[Stored items from a collection]
** BEGIN **

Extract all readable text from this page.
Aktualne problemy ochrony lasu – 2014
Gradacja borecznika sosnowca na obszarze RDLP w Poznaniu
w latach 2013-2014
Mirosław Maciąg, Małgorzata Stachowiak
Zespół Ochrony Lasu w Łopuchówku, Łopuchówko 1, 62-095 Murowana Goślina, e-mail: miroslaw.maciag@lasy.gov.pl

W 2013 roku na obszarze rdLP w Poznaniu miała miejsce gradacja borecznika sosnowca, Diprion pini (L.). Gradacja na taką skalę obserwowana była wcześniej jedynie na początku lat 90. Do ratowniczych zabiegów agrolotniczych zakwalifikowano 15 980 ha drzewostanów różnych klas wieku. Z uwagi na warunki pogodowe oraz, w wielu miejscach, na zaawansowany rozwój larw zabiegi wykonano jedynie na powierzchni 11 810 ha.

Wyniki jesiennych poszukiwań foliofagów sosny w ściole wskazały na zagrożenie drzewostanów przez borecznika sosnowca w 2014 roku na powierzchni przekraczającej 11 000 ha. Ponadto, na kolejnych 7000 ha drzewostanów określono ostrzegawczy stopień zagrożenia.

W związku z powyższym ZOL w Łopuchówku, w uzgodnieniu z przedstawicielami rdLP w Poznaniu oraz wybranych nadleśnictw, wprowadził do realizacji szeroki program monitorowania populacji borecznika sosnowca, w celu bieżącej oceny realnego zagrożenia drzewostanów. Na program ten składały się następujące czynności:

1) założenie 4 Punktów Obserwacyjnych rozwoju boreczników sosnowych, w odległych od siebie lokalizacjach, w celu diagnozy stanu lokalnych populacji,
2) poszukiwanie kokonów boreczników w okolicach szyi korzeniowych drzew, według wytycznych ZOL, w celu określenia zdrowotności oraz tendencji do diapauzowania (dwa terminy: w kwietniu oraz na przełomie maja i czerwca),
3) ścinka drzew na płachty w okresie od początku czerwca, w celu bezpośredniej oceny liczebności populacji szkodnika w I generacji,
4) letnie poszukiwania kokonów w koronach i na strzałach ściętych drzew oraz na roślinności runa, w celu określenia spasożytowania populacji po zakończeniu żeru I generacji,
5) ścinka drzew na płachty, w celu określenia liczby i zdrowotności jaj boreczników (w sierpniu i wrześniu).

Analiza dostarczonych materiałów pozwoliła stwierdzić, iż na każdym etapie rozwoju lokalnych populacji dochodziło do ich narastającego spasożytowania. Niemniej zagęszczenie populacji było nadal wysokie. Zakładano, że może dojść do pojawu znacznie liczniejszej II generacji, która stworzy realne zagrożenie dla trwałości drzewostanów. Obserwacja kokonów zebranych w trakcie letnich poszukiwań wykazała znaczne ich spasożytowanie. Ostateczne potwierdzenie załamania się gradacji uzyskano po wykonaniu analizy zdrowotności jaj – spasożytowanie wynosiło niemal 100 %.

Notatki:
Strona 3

** END **

Exercise brief >> Copy all the lines, exactly.

Exercise output >>
Extract all readable text from this page.
Aktualne problemy ochrony lasu – 2014
Gradacja borecznika sosnowca na obszarze RDLP w Poznaniu
w latach 2013-2014
Mirosław Maciąg, Małgorzata Stachowiak
Zespół Ochrony Lasu w Łopuchówku, Łopuchówko 1, 62-095 Murowana Goślina, e-mail: miroslaw.maciag@lasy.gov.pl

W 2013 roku na obszarze rdLP w Poznaniu miała miejsce gradacja borecznika sosnowca, Diprion pini (L.). Gradacja na taką skalę obserwowana była wcześniej jedynie na początku lat 90. Do ratowniczych zabiegów agrolotniczych zakwalifikowano 15 980 ha drzewostanów różnych klas wieku. Z uwagi na warunki pogodowe oraz, w wielu miejscach, na zaawansowany rozwój larw zabiegi wykonano jedynie na powierzchni 11 810 ha.

Wyniki jesiennych poszukiwań foliofagów sosny w ściole wskazały na zagrożenie drzewostanów przez borecznika sosnowca w 2014 roku na powierzchni przekraczającej 11 000 ha. Ponadto, na kolejnych 7000 ha drzewostanów określono ostrzegawczy stopień zagrożenia.

W związku z powyższym ZOL w Łopuchówku, w uzgodnieniu z przedstawicielami rdLP w Poznaniu oraz wybranych nadleśnictw, wprowadził do realizacji szeroki program monitorowania populacji borecznika sosnowca, w celu bieżącej oceny realnego zagrożenia drzewostanów. Na program ten składały się następujące czynności:

1) założenie 4 Punktów Obserwacyjnych rozwoju boreczników sosnowych, w odległych od siebie lokalizacjach, w celu diagnozy stanu lokalnych populacji,
2) poszukiwanie kokonów boreczników w okolicach szyi korzeniowych drzew, według wytycznych ZOL, w celu określenia zdrowotności oraz tendencji do diapauzowania (dwa terminy: w kwietniu oraz na przełomie maja i czerwca),
3) ścinka drzew na płachty w okresie od początku czerwca, w celu bezpośredniej oceny liczebności populacji szkodnika w I generacji,
4) letnie poszukiwania kokonów w koronach i na strzałach ściętych drzew oraz na roślinności runa, w celu określenia spasożytowania populacji po zakończeniu żeru I generacji,
5) ścinka drzew na płachty, w celu określenia liczby i zdrowotności jaj boreczników (w sierpniu i wrześniu).

Analiza dostarczonych materiałów pozwoliła stwierdzić, iż na każdym etapie rozwoju lokalnych populacji dochodziło do ich narastającego spasożytowania. Niemniej zagęszczenie populacji było nadal wysokie. Zakładano, że może dojść do pojawu znacznie liczniejszej II generacji, która stworzy realne zagrożenie dla trwałości drzewostanów. Obserwacja kokonów zebranych w trakcie letnich poszukiwań wykazała znaczne ich spasożytowanie. Ostateczne potwierdzenie załamania się gradacji uzyskano po wykonaniu analizy zdrowotności jaj – spasożytowanie wynosiło niemal 100 %.

Notatki:
Strona 3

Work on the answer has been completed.